Omit all images. Write out the rest of the material exactly.

▶ [Stored data]

____

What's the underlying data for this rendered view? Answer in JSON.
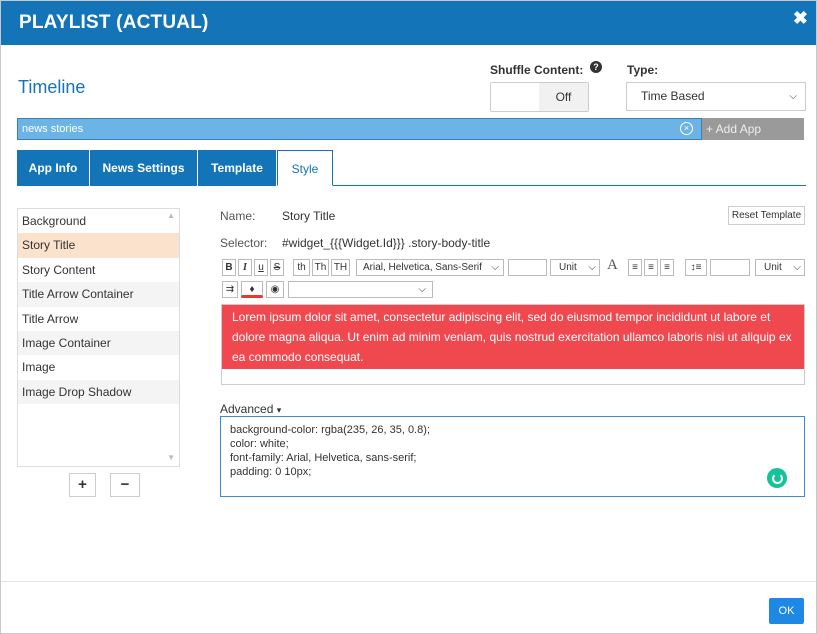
{
  "dialog": {
    "title": "PLAYLIST (ACTUAL)",
    "close_icon": "close-icon"
  },
  "timeline": {
    "heading": "Timeline"
  },
  "shuffle": {
    "label": "Shuffle Content:",
    "help": "?",
    "state": "Off"
  },
  "type": {
    "label": "Type:",
    "selected": "Time Based"
  },
  "search": {
    "value": "news stories",
    "clear": "×",
    "add_app": "+ Add App"
  },
  "tabs": [
    {
      "label": "App Info"
    },
    {
      "label": "News Settings"
    },
    {
      "label": "Template"
    },
    {
      "label": "Style",
      "active": true
    }
  ],
  "elements": [
    "Background",
    "Story Title",
    "Story Content",
    "Title Arrow Container",
    "Title Arrow",
    "Image Container",
    "Image",
    "Image Drop Shadow"
  ],
  "selected_element": "Story Title",
  "list_buttons": {
    "add": "+",
    "remove": "−"
  },
  "style": {
    "name_label": "Name:",
    "name_value": "Story Title",
    "reset_button": "Reset Template",
    "selector_label": "Selector:",
    "selector_value": "#widget_{{{Widget.Id}}} .story-body-title"
  },
  "toolbar": {
    "bold": "B",
    "italic": "I",
    "underline": "u",
    "strike": "S",
    "th_lower": "th",
    "th_title": "Th",
    "th_upper": "TH",
    "font_family": "Arial, Helvetica, Sans-Serif",
    "size_unit": "Unit",
    "line_height_unit": "Unit",
    "font_glyph": "A"
  },
  "preview_text": "Lorem ipsum dolor sit amet, consectetur adipiscing elit, sed do eiusmod tempor incididunt ut labore et dolore magna aliqua. Ut enim ad minim veniam, quis nostrud exercitation ullamco laboris nisi ut aliquip ex ea commodo consequat.",
  "advanced": {
    "label": "Advanced",
    "css_lines": [
      "background-color: rgba(235, 26, 35, 0.8);",
      "color: white;",
      "font-family: Arial, Helvetica, sans-serif;",
      "padding: 0 10px;"
    ]
  },
  "footer": {
    "ok": "OK"
  },
  "colors": {
    "brand": "#1474b8",
    "preview_bg": "rgba(235, 26, 35, 0.8)",
    "selected_row": "#fbe2cd",
    "ok_button": "#1e88e5"
  }
}
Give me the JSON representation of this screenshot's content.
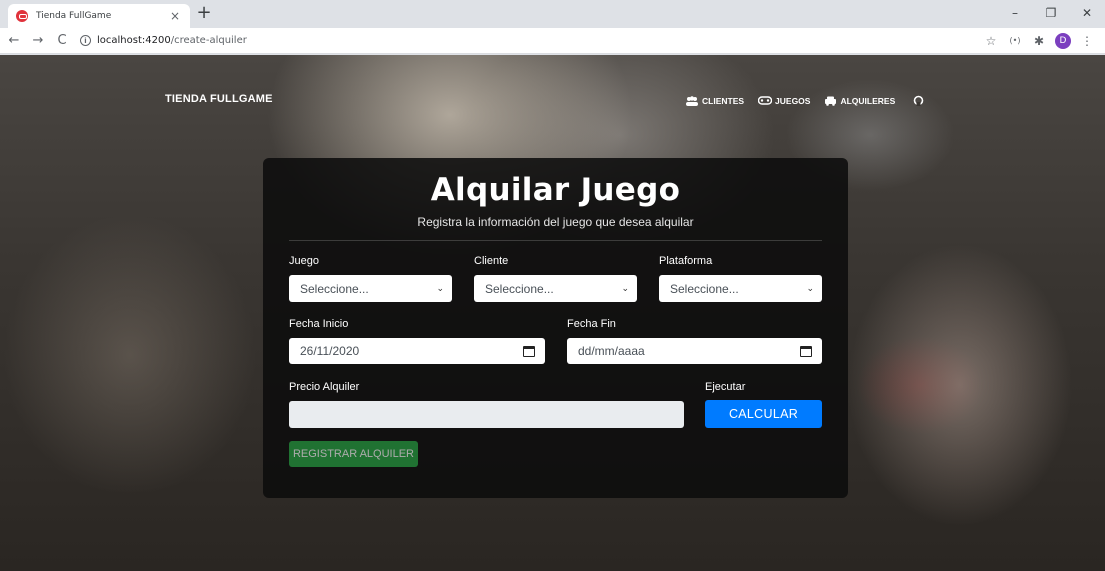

____

▶ [Solution to this problem]
What's the underlying data for this rendered view? Answer in JSON.
{
  "dialog": {
    "title": "PLAYLIST (ACTUAL)",
    "close_icon": "close-icon"
  },
  "timeline": {
    "heading": "Timeline"
  },
  "shuffle": {
    "label": "Shuffle Content:",
    "help": "?",
    "state": "Off"
  },
  "type": {
    "label": "Type:",
    "selected": "Time Based"
  },
  "search": {
    "value": "news stories",
    "clear": "×",
    "add_app": "+ Add App"
  },
  "tabs": [
    {
      "label": "App Info"
    },
    {
      "label": "News Settings"
    },
    {
      "label": "Template"
    },
    {
      "label": "Style",
      "active": true
    }
  ],
  "elements": [
    "Background",
    "Story Title",
    "Story Content",
    "Title Arrow Container",
    "Title Arrow",
    "Image Container",
    "Image",
    "Image Drop Shadow"
  ],
  "selected_element": "Story Title",
  "list_buttons": {
    "add": "+",
    "remove": "−"
  },
  "style": {
    "name_label": "Name:",
    "name_value": "Story Title",
    "reset_button": "Reset Template",
    "selector_label": "Selector:",
    "selector_value": "#widget_{{{Widget.Id}}} .story-body-title"
  },
  "toolbar": {
    "bold": "B",
    "italic": "I",
    "underline": "u",
    "strike": "S",
    "th_lower": "th",
    "th_title": "Th",
    "th_upper": "TH",
    "font_family": "Arial, Helvetica, Sans-Serif",
    "size_unit": "Unit",
    "line_height_unit": "Unit",
    "font_glyph": "A"
  },
  "preview_text": "Lorem ipsum dolor sit amet, consectetur adipiscing elit, sed do eiusmod tempor incididunt ut labore et dolore magna aliqua. Ut enim ad minim veniam, quis nostrud exercitation ullamco laboris nisi ut aliquip ex ea commodo consequat.",
  "advanced": {
    "label": "Advanced",
    "css_lines": [
      "background-color: rgba(235, 26, 35, 0.8);",
      "color: white;",
      "font-family: Arial, Helvetica, sans-serif;",
      "padding: 0 10px;"
    ]
  },
  "footer": {
    "ok": "OK"
  },
  "colors": {
    "brand": "#1474b8",
    "preview_bg": "rgba(235, 26, 35, 0.8)",
    "selected_row": "#fbe2cd",
    "ok_button": "#1e88e5"
  }
}
Give me the JSON representation of this screenshot's content.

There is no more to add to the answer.